Skip the pictures and quote all of the lines exactly.

**INFORMATION SHOWN**
■ ■ ■ ■ ■

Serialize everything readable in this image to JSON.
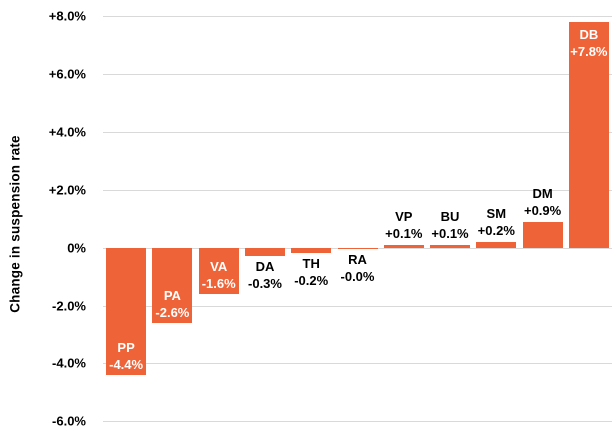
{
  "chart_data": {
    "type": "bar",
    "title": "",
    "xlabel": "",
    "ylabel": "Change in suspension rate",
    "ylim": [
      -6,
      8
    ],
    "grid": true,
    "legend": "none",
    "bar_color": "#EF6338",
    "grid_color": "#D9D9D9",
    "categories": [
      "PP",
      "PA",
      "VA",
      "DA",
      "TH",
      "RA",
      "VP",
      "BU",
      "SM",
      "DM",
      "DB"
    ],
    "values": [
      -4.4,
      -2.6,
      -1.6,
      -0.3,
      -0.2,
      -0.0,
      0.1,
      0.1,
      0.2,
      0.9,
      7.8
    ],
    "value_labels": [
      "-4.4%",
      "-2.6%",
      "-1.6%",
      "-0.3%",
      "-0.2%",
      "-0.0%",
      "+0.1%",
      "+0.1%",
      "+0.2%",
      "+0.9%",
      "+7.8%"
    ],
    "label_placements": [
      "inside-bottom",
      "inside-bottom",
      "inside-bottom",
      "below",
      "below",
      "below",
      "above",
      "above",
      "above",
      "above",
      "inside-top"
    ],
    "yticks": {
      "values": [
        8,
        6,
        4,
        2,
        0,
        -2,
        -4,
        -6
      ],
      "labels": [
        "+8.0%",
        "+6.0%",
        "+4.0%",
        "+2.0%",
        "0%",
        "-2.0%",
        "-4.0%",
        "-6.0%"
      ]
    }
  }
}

■ ■ ■ ■ ■

**TASK OUTPUT**
Serialize everything readable in this image to JSON.
{
  "chart_data": {
    "type": "bar",
    "title": "",
    "xlabel": "",
    "ylabel": "Change in suspension rate",
    "ylim": [
      -6,
      8
    ],
    "grid": true,
    "legend": "none",
    "bar_color": "#EF6338",
    "grid_color": "#D9D9D9",
    "categories": [
      "PP",
      "PA",
      "VA",
      "DA",
      "TH",
      "RA",
      "VP",
      "BU",
      "SM",
      "DM",
      "DB"
    ],
    "values": [
      -4.4,
      -2.6,
      -1.6,
      -0.3,
      -0.2,
      -0.0,
      0.1,
      0.1,
      0.2,
      0.9,
      7.8
    ],
    "value_labels": [
      "-4.4%",
      "-2.6%",
      "-1.6%",
      "-0.3%",
      "-0.2%",
      "-0.0%",
      "+0.1%",
      "+0.1%",
      "+0.2%",
      "+0.9%",
      "+7.8%"
    ],
    "label_placements": [
      "inside-bottom",
      "inside-bottom",
      "inside-bottom",
      "below",
      "below",
      "below",
      "above",
      "above",
      "above",
      "above",
      "inside-top"
    ],
    "yticks": {
      "values": [
        8,
        6,
        4,
        2,
        0,
        -2,
        -4,
        -6
      ],
      "labels": [
        "+8.0%",
        "+6.0%",
        "+4.0%",
        "+2.0%",
        "0%",
        "-2.0%",
        "-4.0%",
        "-6.0%"
      ]
    }
  }
}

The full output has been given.